• Stated exercise:
Restate the full listing word for word and leave the pictures out.

• Information supplied:

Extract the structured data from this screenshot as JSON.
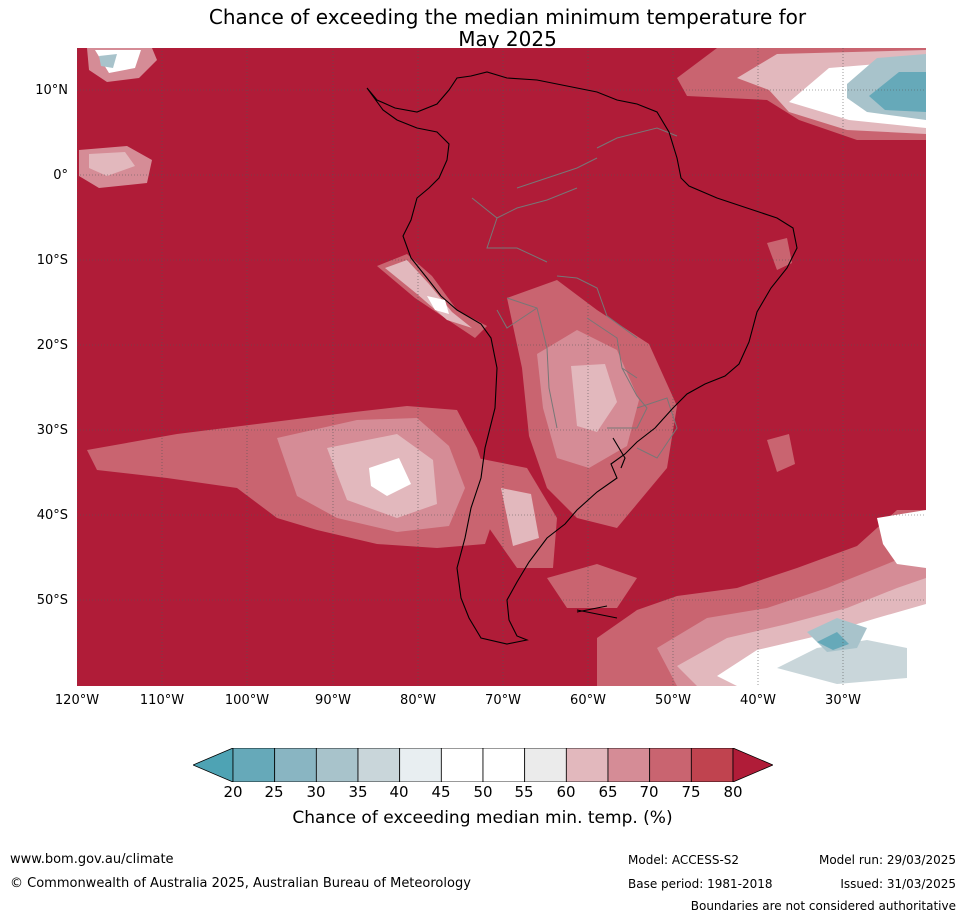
{
  "title": {
    "line1": "Chance of exceeding the median minimum temperature for",
    "line2": "May 2025"
  },
  "map": {
    "lat_labels": [
      "10°N",
      "0°",
      "10°S",
      "20°S",
      "30°S",
      "40°S",
      "50°S"
    ],
    "lon_labels": [
      "120°W",
      "110°W",
      "100°W",
      "90°W",
      "80°W",
      "70°W",
      "60°W",
      "50°W",
      "40°W",
      "30°W"
    ],
    "colors": {
      "ocean_high": "#b01c38",
      "land_high": "#b01c38",
      "high_75": "#c0434f",
      "high_70": "#c96470",
      "high_65": "#d58c96",
      "high_60": "#e2b8bd",
      "neutral": "#ffffff",
      "low_45": "#e8eef1",
      "low_35": "#c9d6da",
      "low_30": "#a8c3cb",
      "low_25": "#89b5c2",
      "low_20": "#66a9b9",
      "coast": "#000000",
      "border": "#777777"
    }
  },
  "colorbar": {
    "ticks": [
      "20",
      "25",
      "30",
      "35",
      "40",
      "45",
      "50",
      "55",
      "60",
      "65",
      "70",
      "75",
      "80"
    ],
    "colors": [
      "#66a9b9",
      "#89b5c2",
      "#a8c3cb",
      "#c9d6da",
      "#e8eef1",
      "#ffffff",
      "#ffffff",
      "#ebebeb",
      "#e2b8bd",
      "#d58c96",
      "#c96470",
      "#c0434f"
    ],
    "under_color": "#4ea3b4",
    "over_color": "#b01c38",
    "label": "Chance of exceeding median min. temp. (%)"
  },
  "footer": {
    "url": "www.bom.gov.au/climate",
    "copyright": "© Commonwealth of Australia 2025, Australian Bureau of Meteorology",
    "model": "Model: ACCESS-S2",
    "base_period": "Base period: 1981-2018",
    "model_run": "Model run: 29/03/2025",
    "issued": "Issued: 31/03/2025",
    "disclaimer": "Boundaries are not considered authoritative"
  }
}
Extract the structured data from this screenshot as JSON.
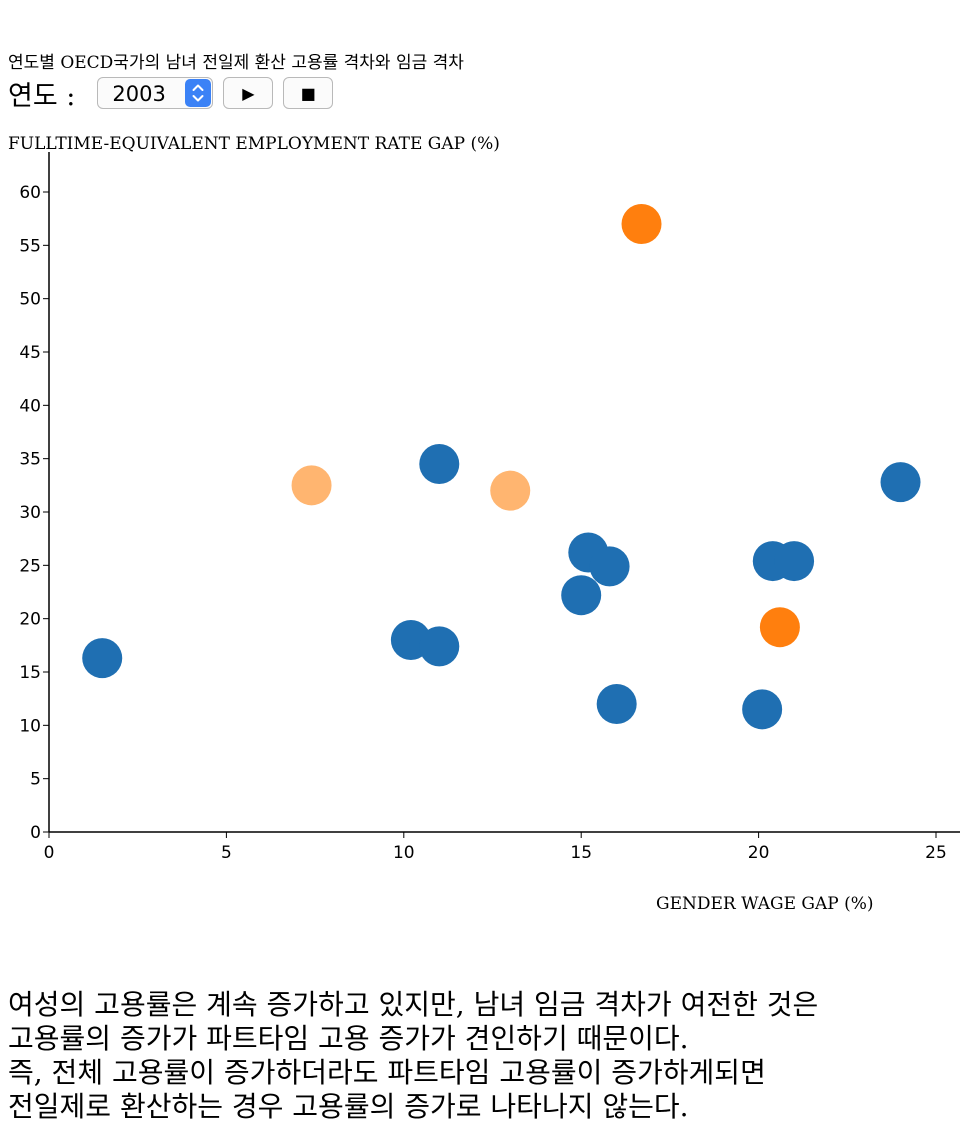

• Answer to this exercise:
Extract the structured data from this screenshot as JSON.
{
  "title": {
    "line1": "Chance of exceeding the median minimum temperature for",
    "line2": "May 2025"
  },
  "map": {
    "lat_labels": [
      "10°N",
      "0°",
      "10°S",
      "20°S",
      "30°S",
      "40°S",
      "50°S"
    ],
    "lon_labels": [
      "120°W",
      "110°W",
      "100°W",
      "90°W",
      "80°W",
      "70°W",
      "60°W",
      "50°W",
      "40°W",
      "30°W"
    ],
    "colors": {
      "ocean_high": "#b01c38",
      "land_high": "#b01c38",
      "high_75": "#c0434f",
      "high_70": "#c96470",
      "high_65": "#d58c96",
      "high_60": "#e2b8bd",
      "neutral": "#ffffff",
      "low_45": "#e8eef1",
      "low_35": "#c9d6da",
      "low_30": "#a8c3cb",
      "low_25": "#89b5c2",
      "low_20": "#66a9b9",
      "coast": "#000000",
      "border": "#777777"
    }
  },
  "colorbar": {
    "ticks": [
      "20",
      "25",
      "30",
      "35",
      "40",
      "45",
      "50",
      "55",
      "60",
      "65",
      "70",
      "75",
      "80"
    ],
    "colors": [
      "#66a9b9",
      "#89b5c2",
      "#a8c3cb",
      "#c9d6da",
      "#e8eef1",
      "#ffffff",
      "#ffffff",
      "#ebebeb",
      "#e2b8bd",
      "#d58c96",
      "#c96470",
      "#c0434f"
    ],
    "under_color": "#4ea3b4",
    "over_color": "#b01c38",
    "label": "Chance of exceeding median min. temp. (%)"
  },
  "footer": {
    "url": "www.bom.gov.au/climate",
    "copyright": "© Commonwealth of Australia 2025, Australian Bureau of Meteorology",
    "model": "Model: ACCESS-S2",
    "base_period": "Base period: 1981-2018",
    "model_run": "Model run: 29/03/2025",
    "issued": "Issued: 31/03/2025",
    "disclaimer": "Boundaries are not considered authoritative"
  }
}
Extract the structured data from this screenshot as JSON.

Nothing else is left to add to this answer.